_OBJECTIVE_
Omit all images, then return the remaining material exactly as it stands.
--- start MATERIAL SHOWN ---
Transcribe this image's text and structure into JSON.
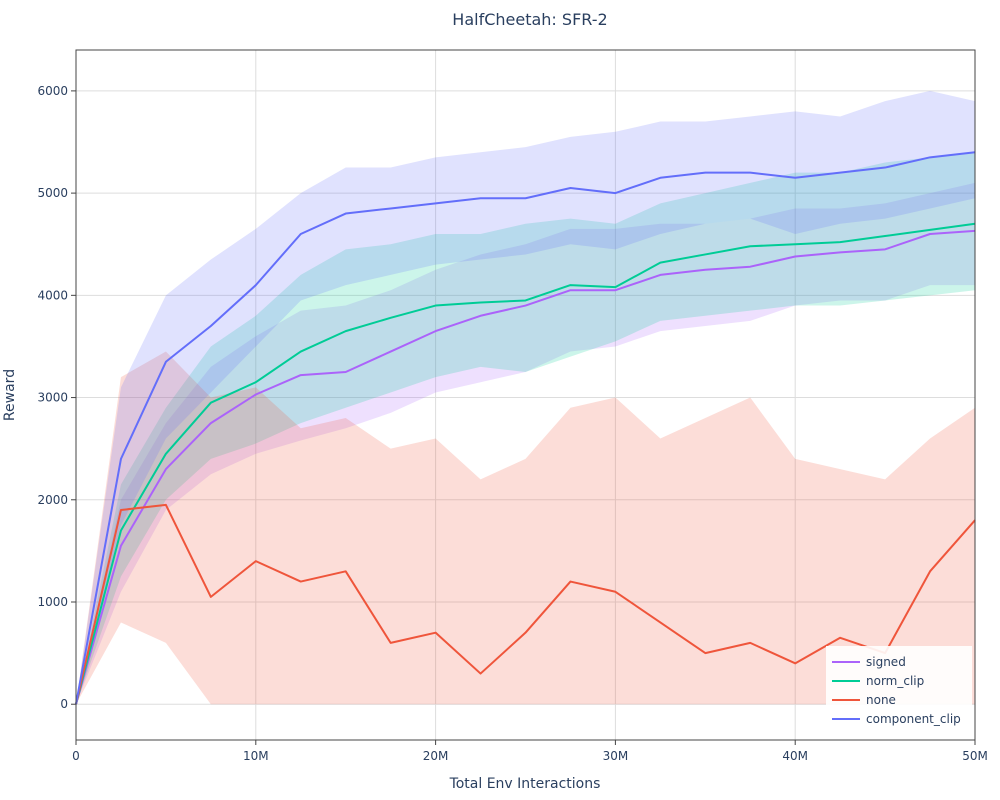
{
  "chart_data": {
    "type": "line",
    "title": "HalfCheetah: SFR-2",
    "xlabel": "Total Env Interactions",
    "ylabel": "Reward",
    "xlim": [
      0,
      50000000
    ],
    "ylim": [
      -350,
      6400
    ],
    "x_ticks": [
      {
        "value": 0,
        "label": "0"
      },
      {
        "value": 10000000,
        "label": "10M"
      },
      {
        "value": 20000000,
        "label": "20M"
      },
      {
        "value": 30000000,
        "label": "30M"
      },
      {
        "value": 40000000,
        "label": "40M"
      },
      {
        "value": 50000000,
        "label": "50M"
      }
    ],
    "y_ticks": [
      {
        "value": 0,
        "label": "0"
      },
      {
        "value": 1000,
        "label": "1000"
      },
      {
        "value": 2000,
        "label": "2000"
      },
      {
        "value": 3000,
        "label": "3000"
      },
      {
        "value": 4000,
        "label": "4000"
      },
      {
        "value": 5000,
        "label": "5000"
      },
      {
        "value": 6000,
        "label": "6000"
      }
    ],
    "grid": true,
    "legend_position": "bottom-right",
    "x": [
      0,
      2500000,
      5000000,
      7500000,
      10000000,
      12500000,
      15000000,
      17500000,
      20000000,
      22500000,
      25000000,
      27500000,
      30000000,
      32500000,
      35000000,
      37500000,
      40000000,
      42500000,
      45000000,
      47500000,
      50000000
    ],
    "series": [
      {
        "name": "signed",
        "color": "#ab63fa",
        "values": [
          0,
          1550,
          2300,
          2750,
          3030,
          3220,
          3250,
          3450,
          3650,
          3800,
          3900,
          4050,
          4050,
          4200,
          4250,
          4280,
          4380,
          4420,
          4450,
          4600,
          4630
        ],
        "lower": [
          0,
          1100,
          1900,
          2250,
          2450,
          2580,
          2700,
          2850,
          3050,
          3150,
          3250,
          3450,
          3500,
          3650,
          3700,
          3750,
          3900,
          3950,
          3950,
          4100,
          4100
        ],
        "upper": [
          0,
          2000,
          2750,
          3300,
          3600,
          3850,
          3900,
          4050,
          4250,
          4400,
          4500,
          4650,
          4650,
          4700,
          4700,
          4750,
          4850,
          4850,
          4900,
          5000,
          5100
        ]
      },
      {
        "name": "norm_clip",
        "color": "#00cc96",
        "values": [
          0,
          1700,
          2450,
          2950,
          3150,
          3450,
          3650,
          3780,
          3900,
          3930,
          3950,
          4100,
          4080,
          4320,
          4400,
          4480,
          4500,
          4520,
          4580,
          4640,
          4700
        ],
        "lower": [
          0,
          1250,
          2000,
          2400,
          2550,
          2750,
          2900,
          3050,
          3200,
          3300,
          3250,
          3400,
          3550,
          3750,
          3800,
          3850,
          3900,
          3900,
          3950,
          4000,
          4050
        ],
        "upper": [
          0,
          2150,
          2900,
          3500,
          3800,
          4200,
          4450,
          4500,
          4600,
          4600,
          4700,
          4750,
          4700,
          4900,
          5000,
          5100,
          5200,
          5200,
          5300,
          5350,
          5400
        ]
      },
      {
        "name": "none",
        "color": "#ef553b",
        "values": [
          0,
          1900,
          1950,
          1050,
          1400,
          1200,
          1300,
          600,
          700,
          300,
          700,
          1200,
          1100,
          800,
          500,
          600,
          400,
          650,
          500,
          1300,
          1800
        ],
        "lower": [
          0,
          800,
          600,
          0,
          0,
          0,
          0,
          0,
          0,
          0,
          0,
          0,
          0,
          0,
          0,
          0,
          0,
          0,
          0,
          0,
          0
        ],
        "upper": [
          0,
          3200,
          3450,
          3000,
          3100,
          2700,
          2800,
          2500,
          2600,
          2200,
          2400,
          2900,
          3000,
          2600,
          2800,
          3000,
          2400,
          2300,
          2200,
          2600,
          2900
        ]
      },
      {
        "name": "component_clip",
        "color": "#636efa",
        "values": [
          0,
          2400,
          3350,
          3700,
          4100,
          4600,
          4800,
          4850,
          4900,
          4950,
          4950,
          5050,
          5000,
          5150,
          5200,
          5200,
          5150,
          5200,
          5250,
          5350,
          5400
        ],
        "lower": [
          0,
          1750,
          2600,
          3050,
          3500,
          3950,
          4100,
          4200,
          4300,
          4350,
          4400,
          4500,
          4450,
          4600,
          4700,
          4750,
          4600,
          4700,
          4750,
          4850,
          4950
        ],
        "upper": [
          0,
          3100,
          4000,
          4350,
          4650,
          5000,
          5250,
          5250,
          5350,
          5400,
          5450,
          5550,
          5600,
          5700,
          5700,
          5750,
          5800,
          5750,
          5900,
          6000,
          5900
        ]
      }
    ]
  }
}
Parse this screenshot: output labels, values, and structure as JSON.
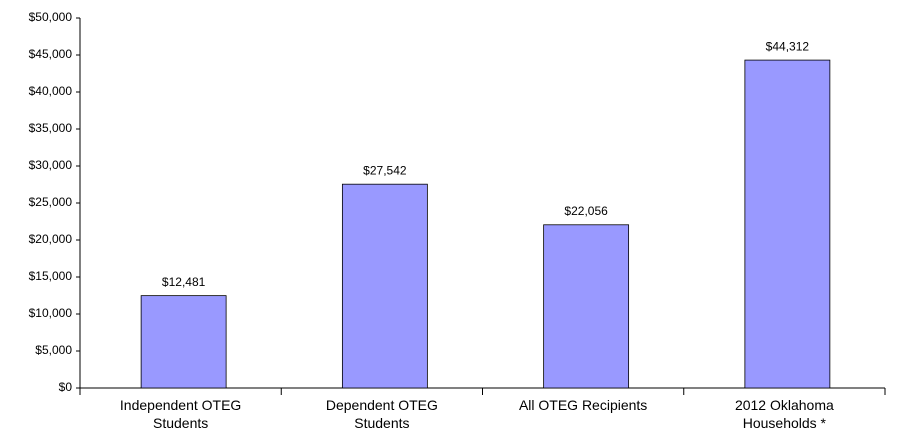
{
  "chart_data": {
    "type": "bar",
    "categories": [
      "Independent OTEG Students",
      "Dependent OTEG Students",
      "All OTEG Recipients",
      "2012 Oklahoma Households *"
    ],
    "values": [
      12481,
      27542,
      22056,
      44312
    ],
    "value_labels": [
      "$12,481",
      "$27,542",
      "$22,056",
      "$44,312"
    ],
    "color": "#9999ff",
    "ylim": [
      0,
      50000
    ],
    "yticks": [
      {
        "value": 0,
        "label": "$0"
      },
      {
        "value": 5000,
        "label": "$5,000"
      },
      {
        "value": 10000,
        "label": "$10,000"
      },
      {
        "value": 15000,
        "label": "$15,000"
      },
      {
        "value": 20000,
        "label": "$20,000"
      },
      {
        "value": 25000,
        "label": "$25,000"
      },
      {
        "value": 30000,
        "label": "$30,000"
      },
      {
        "value": 35000,
        "label": "$35,000"
      },
      {
        "value": 40000,
        "label": "$40,000"
      },
      {
        "value": 45000,
        "label": "$45,000"
      },
      {
        "value": 50000,
        "label": "$50,000"
      }
    ],
    "grid": false
  }
}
--- end MATERIAL SHOWN ---
_WRITTEN ANSWER_
Transcribe this image's text and structure into JSON.
{
  "chart_data": {
    "type": "line",
    "title": "HalfCheetah: SFR-2",
    "xlabel": "Total Env Interactions",
    "ylabel": "Reward",
    "xlim": [
      0,
      50000000
    ],
    "ylim": [
      -350,
      6400
    ],
    "x_ticks": [
      {
        "value": 0,
        "label": "0"
      },
      {
        "value": 10000000,
        "label": "10M"
      },
      {
        "value": 20000000,
        "label": "20M"
      },
      {
        "value": 30000000,
        "label": "30M"
      },
      {
        "value": 40000000,
        "label": "40M"
      },
      {
        "value": 50000000,
        "label": "50M"
      }
    ],
    "y_ticks": [
      {
        "value": 0,
        "label": "0"
      },
      {
        "value": 1000,
        "label": "1000"
      },
      {
        "value": 2000,
        "label": "2000"
      },
      {
        "value": 3000,
        "label": "3000"
      },
      {
        "value": 4000,
        "label": "4000"
      },
      {
        "value": 5000,
        "label": "5000"
      },
      {
        "value": 6000,
        "label": "6000"
      }
    ],
    "grid": true,
    "legend_position": "bottom-right",
    "x": [
      0,
      2500000,
      5000000,
      7500000,
      10000000,
      12500000,
      15000000,
      17500000,
      20000000,
      22500000,
      25000000,
      27500000,
      30000000,
      32500000,
      35000000,
      37500000,
      40000000,
      42500000,
      45000000,
      47500000,
      50000000
    ],
    "series": [
      {
        "name": "signed",
        "color": "#ab63fa",
        "values": [
          0,
          1550,
          2300,
          2750,
          3030,
          3220,
          3250,
          3450,
          3650,
          3800,
          3900,
          4050,
          4050,
          4200,
          4250,
          4280,
          4380,
          4420,
          4450,
          4600,
          4630
        ],
        "lower": [
          0,
          1100,
          1900,
          2250,
          2450,
          2580,
          2700,
          2850,
          3050,
          3150,
          3250,
          3450,
          3500,
          3650,
          3700,
          3750,
          3900,
          3950,
          3950,
          4100,
          4100
        ],
        "upper": [
          0,
          2000,
          2750,
          3300,
          3600,
          3850,
          3900,
          4050,
          4250,
          4400,
          4500,
          4650,
          4650,
          4700,
          4700,
          4750,
          4850,
          4850,
          4900,
          5000,
          5100
        ]
      },
      {
        "name": "norm_clip",
        "color": "#00cc96",
        "values": [
          0,
          1700,
          2450,
          2950,
          3150,
          3450,
          3650,
          3780,
          3900,
          3930,
          3950,
          4100,
          4080,
          4320,
          4400,
          4480,
          4500,
          4520,
          4580,
          4640,
          4700
        ],
        "lower": [
          0,
          1250,
          2000,
          2400,
          2550,
          2750,
          2900,
          3050,
          3200,
          3300,
          3250,
          3400,
          3550,
          3750,
          3800,
          3850,
          3900,
          3900,
          3950,
          4000,
          4050
        ],
        "upper": [
          0,
          2150,
          2900,
          3500,
          3800,
          4200,
          4450,
          4500,
          4600,
          4600,
          4700,
          4750,
          4700,
          4900,
          5000,
          5100,
          5200,
          5200,
          5300,
          5350,
          5400
        ]
      },
      {
        "name": "none",
        "color": "#ef553b",
        "values": [
          0,
          1900,
          1950,
          1050,
          1400,
          1200,
          1300,
          600,
          700,
          300,
          700,
          1200,
          1100,
          800,
          500,
          600,
          400,
          650,
          500,
          1300,
          1800
        ],
        "lower": [
          0,
          800,
          600,
          0,
          0,
          0,
          0,
          0,
          0,
          0,
          0,
          0,
          0,
          0,
          0,
          0,
          0,
          0,
          0,
          0,
          0
        ],
        "upper": [
          0,
          3200,
          3450,
          3000,
          3100,
          2700,
          2800,
          2500,
          2600,
          2200,
          2400,
          2900,
          3000,
          2600,
          2800,
          3000,
          2400,
          2300,
          2200,
          2600,
          2900
        ]
      },
      {
        "name": "component_clip",
        "color": "#636efa",
        "values": [
          0,
          2400,
          3350,
          3700,
          4100,
          4600,
          4800,
          4850,
          4900,
          4950,
          4950,
          5050,
          5000,
          5150,
          5200,
          5200,
          5150,
          5200,
          5250,
          5350,
          5400
        ],
        "lower": [
          0,
          1750,
          2600,
          3050,
          3500,
          3950,
          4100,
          4200,
          4300,
          4350,
          4400,
          4500,
          4450,
          4600,
          4700,
          4750,
          4600,
          4700,
          4750,
          4850,
          4950
        ],
        "upper": [
          0,
          3100,
          4000,
          4350,
          4650,
          5000,
          5250,
          5250,
          5350,
          5400,
          5450,
          5550,
          5600,
          5700,
          5700,
          5750,
          5800,
          5750,
          5900,
          6000,
          5900
        ]
      }
    ]
  }
}
Parse this screenshot: output labels, values, and structure as JSON.
{
  "chart_data": {
    "type": "bar",
    "categories": [
      "Independent OTEG Students",
      "Dependent OTEG Students",
      "All OTEG Recipients",
      "2012 Oklahoma Households *"
    ],
    "values": [
      12481,
      27542,
      22056,
      44312
    ],
    "value_labels": [
      "$12,481",
      "$27,542",
      "$22,056",
      "$44,312"
    ],
    "color": "#9999ff",
    "ylim": [
      0,
      50000
    ],
    "yticks": [
      {
        "value": 0,
        "label": "$0"
      },
      {
        "value": 5000,
        "label": "$5,000"
      },
      {
        "value": 10000,
        "label": "$10,000"
      },
      {
        "value": 15000,
        "label": "$15,000"
      },
      {
        "value": 20000,
        "label": "$20,000"
      },
      {
        "value": 25000,
        "label": "$25,000"
      },
      {
        "value": 30000,
        "label": "$30,000"
      },
      {
        "value": 35000,
        "label": "$35,000"
      },
      {
        "value": 40000,
        "label": "$40,000"
      },
      {
        "value": 45000,
        "label": "$45,000"
      },
      {
        "value": 50000,
        "label": "$50,000"
      }
    ],
    "grid": false
  }
}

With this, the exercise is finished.